DIRECTION:
Output all records precisely as written.

INFORMATION SUPPLIED:
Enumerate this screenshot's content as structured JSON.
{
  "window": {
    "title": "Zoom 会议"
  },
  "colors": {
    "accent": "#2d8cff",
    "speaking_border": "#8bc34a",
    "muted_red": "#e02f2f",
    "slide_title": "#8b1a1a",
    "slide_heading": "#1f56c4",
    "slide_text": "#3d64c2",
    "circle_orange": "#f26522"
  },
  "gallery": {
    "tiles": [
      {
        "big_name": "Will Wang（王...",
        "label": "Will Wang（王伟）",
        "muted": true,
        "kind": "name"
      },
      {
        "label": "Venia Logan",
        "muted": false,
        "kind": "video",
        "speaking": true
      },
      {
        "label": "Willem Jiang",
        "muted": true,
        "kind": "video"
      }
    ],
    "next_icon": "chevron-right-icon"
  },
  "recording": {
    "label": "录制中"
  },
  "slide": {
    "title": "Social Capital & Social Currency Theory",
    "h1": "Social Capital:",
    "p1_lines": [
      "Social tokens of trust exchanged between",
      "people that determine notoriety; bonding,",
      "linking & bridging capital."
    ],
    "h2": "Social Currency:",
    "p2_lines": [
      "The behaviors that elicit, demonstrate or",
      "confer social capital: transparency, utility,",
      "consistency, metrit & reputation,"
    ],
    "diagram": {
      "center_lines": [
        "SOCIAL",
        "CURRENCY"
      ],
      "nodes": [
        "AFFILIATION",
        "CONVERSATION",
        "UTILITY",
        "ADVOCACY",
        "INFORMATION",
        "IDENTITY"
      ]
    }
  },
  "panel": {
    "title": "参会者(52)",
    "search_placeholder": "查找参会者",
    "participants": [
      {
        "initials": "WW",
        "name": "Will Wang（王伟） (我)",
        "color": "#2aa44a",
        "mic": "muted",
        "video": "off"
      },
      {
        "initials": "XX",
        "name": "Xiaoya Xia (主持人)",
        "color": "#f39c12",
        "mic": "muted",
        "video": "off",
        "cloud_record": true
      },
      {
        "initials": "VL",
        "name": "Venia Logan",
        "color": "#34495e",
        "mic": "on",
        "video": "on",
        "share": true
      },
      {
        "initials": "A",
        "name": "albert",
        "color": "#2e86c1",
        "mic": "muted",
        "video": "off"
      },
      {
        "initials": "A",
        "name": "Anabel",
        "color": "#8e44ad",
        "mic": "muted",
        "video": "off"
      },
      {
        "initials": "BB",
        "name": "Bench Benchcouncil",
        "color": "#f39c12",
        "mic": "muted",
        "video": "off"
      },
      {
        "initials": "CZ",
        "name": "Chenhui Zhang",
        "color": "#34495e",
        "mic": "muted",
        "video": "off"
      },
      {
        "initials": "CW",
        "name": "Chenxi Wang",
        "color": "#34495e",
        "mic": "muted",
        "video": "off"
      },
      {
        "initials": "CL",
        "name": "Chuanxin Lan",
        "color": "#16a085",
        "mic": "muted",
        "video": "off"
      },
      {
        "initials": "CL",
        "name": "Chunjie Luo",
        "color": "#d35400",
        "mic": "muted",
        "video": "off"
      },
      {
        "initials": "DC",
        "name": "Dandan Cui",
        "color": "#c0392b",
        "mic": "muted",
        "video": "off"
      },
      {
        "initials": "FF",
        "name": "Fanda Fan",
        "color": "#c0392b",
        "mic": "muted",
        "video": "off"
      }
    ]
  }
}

SOLUTION:
Enumerate this screenshot's content as structured JSON.
{
  "window": {
    "title": "Zoom 会议"
  },
  "colors": {
    "accent": "#2d8cff",
    "speaking_border": "#8bc34a",
    "muted_red": "#e02f2f",
    "slide_title": "#8b1a1a",
    "slide_heading": "#1f56c4",
    "slide_text": "#3d64c2",
    "circle_orange": "#f26522"
  },
  "gallery": {
    "tiles": [
      {
        "big_name": "Will Wang（王...",
        "label": "Will Wang（王伟）",
        "muted": true,
        "kind": "name"
      },
      {
        "label": "Venia Logan",
        "muted": false,
        "kind": "video",
        "speaking": true
      },
      {
        "label": "Willem Jiang",
        "muted": true,
        "kind": "video"
      }
    ],
    "next_icon": "chevron-right-icon"
  },
  "recording": {
    "label": "录制中"
  },
  "slide": {
    "title": "Social Capital & Social Currency Theory",
    "h1": "Social Capital:",
    "p1_lines": [
      "Social tokens of trust exchanged between",
      "people that determine notoriety; bonding,",
      "linking & bridging capital."
    ],
    "h2": "Social Currency:",
    "p2_lines": [
      "The behaviors that elicit, demonstrate or",
      "confer social capital: transparency, utility,",
      "consistency, metrit & reputation,"
    ],
    "diagram": {
      "center_lines": [
        "SOCIAL",
        "CURRENCY"
      ],
      "nodes": [
        "AFFILIATION",
        "CONVERSATION",
        "UTILITY",
        "ADVOCACY",
        "INFORMATION",
        "IDENTITY"
      ]
    }
  },
  "panel": {
    "title": "参会者(52)",
    "search_placeholder": "查找参会者",
    "participants": [
      {
        "initials": "WW",
        "name": "Will Wang（王伟） (我)",
        "color": "#2aa44a",
        "mic": "muted",
        "video": "off"
      },
      {
        "initials": "XX",
        "name": "Xiaoya Xia (主持人)",
        "color": "#f39c12",
        "mic": "muted",
        "video": "off",
        "cloud_record": true
      },
      {
        "initials": "VL",
        "name": "Venia Logan",
        "color": "#34495e",
        "mic": "on",
        "video": "on",
        "share": true
      },
      {
        "initials": "A",
        "name": "albert",
        "color": "#2e86c1",
        "mic": "muted",
        "video": "off"
      },
      {
        "initials": "A",
        "name": "Anabel",
        "color": "#8e44ad",
        "mic": "muted",
        "video": "off"
      },
      {
        "initials": "BB",
        "name": "Bench Benchcouncil",
        "color": "#f39c12",
        "mic": "muted",
        "video": "off"
      },
      {
        "initials": "CZ",
        "name": "Chenhui Zhang",
        "color": "#34495e",
        "mic": "muted",
        "video": "off"
      },
      {
        "initials": "CW",
        "name": "Chenxi Wang",
        "color": "#34495e",
        "mic": "muted",
        "video": "off"
      },
      {
        "initials": "CL",
        "name": "Chuanxin Lan",
        "color": "#16a085",
        "mic": "muted",
        "video": "off"
      },
      {
        "initials": "CL",
        "name": "Chunjie Luo",
        "color": "#d35400",
        "mic": "muted",
        "video": "off"
      },
      {
        "initials": "DC",
        "name": "Dandan Cui",
        "color": "#c0392b",
        "mic": "muted",
        "video": "off"
      },
      {
        "initials": "FF",
        "name": "Fanda Fan",
        "color": "#c0392b",
        "mic": "muted",
        "video": "off"
      }
    ]
  }
}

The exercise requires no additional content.